> _Source records_
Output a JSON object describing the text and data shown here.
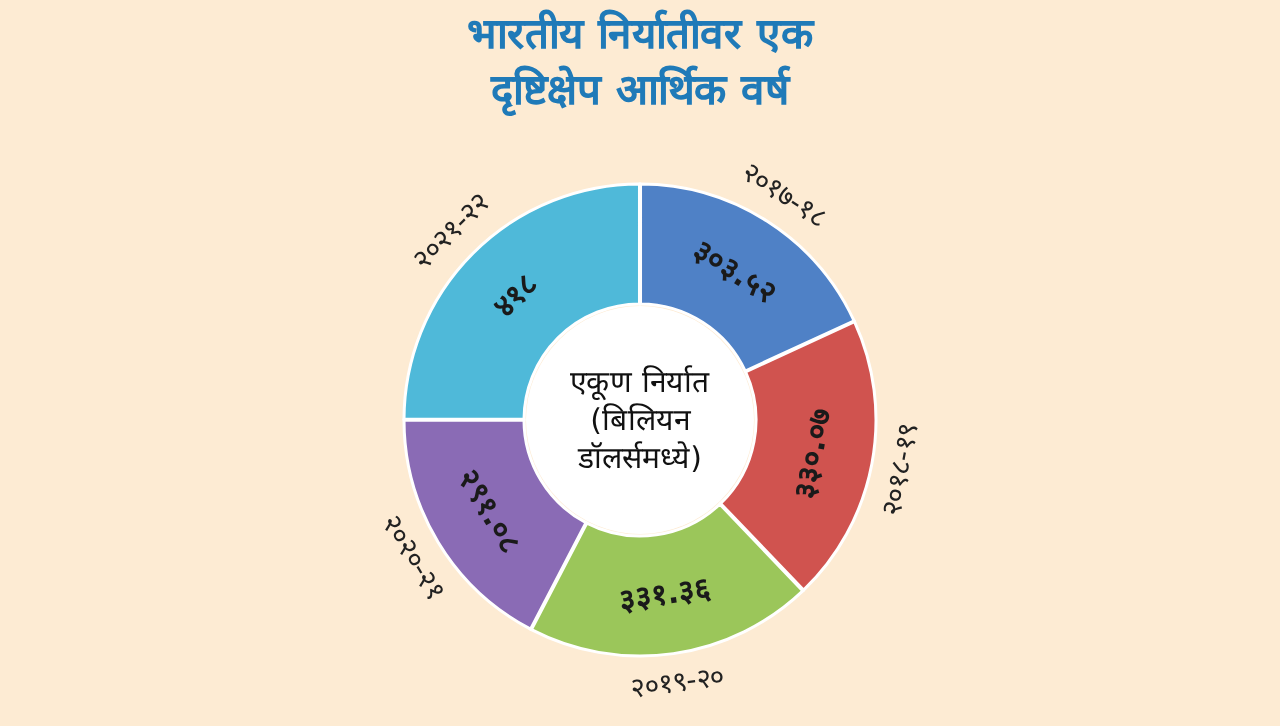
{
  "chart_data": {
    "type": "donut",
    "title": "भारतीय निर्यातीवर एक\nदृष्टिक्षेप आर्थिक वर्ष",
    "categories": [
      "२०१७-१८",
      "२०१८-१९",
      "२०१९-२०",
      "२०२०-२१",
      "२०२१-२२"
    ],
    "values": [
      303.52,
      330.07,
      331.36,
      291.08,
      418
    ],
    "value_labels": [
      "३०३.५२",
      "३३०.०७",
      "३३१.३६",
      "२९१.०८",
      "४१८"
    ],
    "colors": [
      "#4f81c6",
      "#d0534f",
      "#9bc65a",
      "#8a6bb5",
      "#4fb9d9"
    ],
    "annotations": [
      "एकूण निर्यात\n(बिलियन\nडॉलर्समध्ये)"
    ]
  }
}
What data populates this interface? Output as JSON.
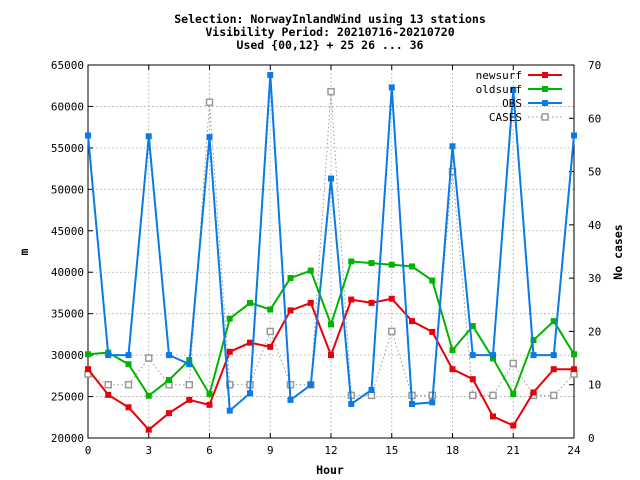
{
  "chart_data": {
    "type": "line",
    "title_lines": [
      "Selection: NorwayInlandWind using    13 stations",
      "Visibility   Period: 20210716-20210720",
      "Used {00,12} + 25 26 ... 36"
    ],
    "xlabel": "Hour",
    "ylabel": "m",
    "y2label": "No cases",
    "xlim": [
      0,
      24
    ],
    "ylim": [
      20000,
      65000
    ],
    "y2lim": [
      0,
      70
    ],
    "xticks": [
      0,
      3,
      6,
      9,
      12,
      15,
      18,
      21,
      24
    ],
    "yticks": [
      20000,
      25000,
      30000,
      35000,
      40000,
      45000,
      50000,
      55000,
      60000,
      65000
    ],
    "y2ticks": [
      0,
      10,
      20,
      30,
      40,
      50,
      60,
      70
    ],
    "grid": true,
    "legend_position": "top-right",
    "x": [
      0,
      1,
      2,
      3,
      4,
      5,
      6,
      7,
      8,
      9,
      10,
      11,
      12,
      13,
      14,
      15,
      16,
      17,
      18,
      19,
      20,
      21,
      22,
      23,
      24
    ],
    "series": [
      {
        "name": "newsurf",
        "color": "#e8000b",
        "marker": "square",
        "axis": "y",
        "values": [
          28300,
          25200,
          23700,
          21000,
          23000,
          24600,
          24000,
          30400,
          31500,
          31000,
          35400,
          36300,
          30000,
          36700,
          36300,
          36800,
          34100,
          32800,
          28300,
          27100,
          22600,
          21500,
          25500,
          28300,
          28300
        ]
      },
      {
        "name": "oldsurf",
        "color": "#00b400",
        "marker": "square",
        "axis": "y",
        "values": [
          30100,
          30300,
          28900,
          25100,
          27000,
          29400,
          25300,
          34400,
          36300,
          35500,
          39300,
          40200,
          33700,
          41300,
          41100,
          40900,
          40700,
          39000,
          30600,
          33500,
          29600,
          25300,
          31800,
          34100,
          30100
        ]
      },
      {
        "name": "OBS",
        "color": "#0a7ae6",
        "marker": "square",
        "axis": "y",
        "values": [
          56500,
          30000,
          30000,
          56400,
          30000,
          28900,
          56300,
          23300,
          25400,
          63800,
          24600,
          26400,
          51300,
          24100,
          25800,
          62300,
          24100,
          24300,
          55200,
          30000,
          30000,
          62000,
          30000,
          30000,
          56500
        ]
      },
      {
        "name": "CASES",
        "color": "#999999",
        "marker": "open-square",
        "axis": "y2",
        "values": [
          12,
          10,
          10,
          15,
          10,
          10,
          63,
          10,
          10,
          20,
          10,
          10,
          65,
          8,
          8,
          20,
          8,
          8,
          50,
          8,
          8,
          14,
          8,
          8,
          12
        ]
      }
    ]
  }
}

> _Exercise_
Reproduce the records verbatim, omitting all images they contain.

> _Complete response_
Output a JSON object describing the text and data shown here.
{
  "chart_data": {
    "type": "donut",
    "title": "भारतीय निर्यातीवर एक\nदृष्टिक्षेप आर्थिक वर्ष",
    "categories": [
      "२०१७-१८",
      "२०१८-१९",
      "२०१९-२०",
      "२०२०-२१",
      "२०२१-२२"
    ],
    "values": [
      303.52,
      330.07,
      331.36,
      291.08,
      418
    ],
    "value_labels": [
      "३०३.५२",
      "३३०.०७",
      "३३१.३६",
      "२९१.०८",
      "४१८"
    ],
    "colors": [
      "#4f81c6",
      "#d0534f",
      "#9bc65a",
      "#8a6bb5",
      "#4fb9d9"
    ],
    "annotations": [
      "एकूण निर्यात\n(बिलियन\nडॉलर्समध्ये)"
    ]
  }
}
What data populates this interface? Output as JSON.
{
  "chart_data": {
    "type": "line",
    "title_lines": [
      "Selection: NorwayInlandWind using    13 stations",
      "Visibility   Period: 20210716-20210720",
      "Used {00,12} + 25 26 ... 36"
    ],
    "xlabel": "Hour",
    "ylabel": "m",
    "y2label": "No cases",
    "xlim": [
      0,
      24
    ],
    "ylim": [
      20000,
      65000
    ],
    "y2lim": [
      0,
      70
    ],
    "xticks": [
      0,
      3,
      6,
      9,
      12,
      15,
      18,
      21,
      24
    ],
    "yticks": [
      20000,
      25000,
      30000,
      35000,
      40000,
      45000,
      50000,
      55000,
      60000,
      65000
    ],
    "y2ticks": [
      0,
      10,
      20,
      30,
      40,
      50,
      60,
      70
    ],
    "grid": true,
    "legend_position": "top-right",
    "x": [
      0,
      1,
      2,
      3,
      4,
      5,
      6,
      7,
      8,
      9,
      10,
      11,
      12,
      13,
      14,
      15,
      16,
      17,
      18,
      19,
      20,
      21,
      22,
      23,
      24
    ],
    "series": [
      {
        "name": "newsurf",
        "color": "#e8000b",
        "marker": "square",
        "axis": "y",
        "values": [
          28300,
          25200,
          23700,
          21000,
          23000,
          24600,
          24000,
          30400,
          31500,
          31000,
          35400,
          36300,
          30000,
          36700,
          36300,
          36800,
          34100,
          32800,
          28300,
          27100,
          22600,
          21500,
          25500,
          28300,
          28300
        ]
      },
      {
        "name": "oldsurf",
        "color": "#00b400",
        "marker": "square",
        "axis": "y",
        "values": [
          30100,
          30300,
          28900,
          25100,
          27000,
          29400,
          25300,
          34400,
          36300,
          35500,
          39300,
          40200,
          33700,
          41300,
          41100,
          40900,
          40700,
          39000,
          30600,
          33500,
          29600,
          25300,
          31800,
          34100,
          30100
        ]
      },
      {
        "name": "OBS",
        "color": "#0a7ae6",
        "marker": "square",
        "axis": "y",
        "values": [
          56500,
          30000,
          30000,
          56400,
          30000,
          28900,
          56300,
          23300,
          25400,
          63800,
          24600,
          26400,
          51300,
          24100,
          25800,
          62300,
          24100,
          24300,
          55200,
          30000,
          30000,
          62000,
          30000,
          30000,
          56500
        ]
      },
      {
        "name": "CASES",
        "color": "#999999",
        "marker": "open-square",
        "axis": "y2",
        "values": [
          12,
          10,
          10,
          15,
          10,
          10,
          63,
          10,
          10,
          20,
          10,
          10,
          65,
          8,
          8,
          20,
          8,
          8,
          50,
          8,
          8,
          14,
          8,
          8,
          12
        ]
      }
    ]
  }
}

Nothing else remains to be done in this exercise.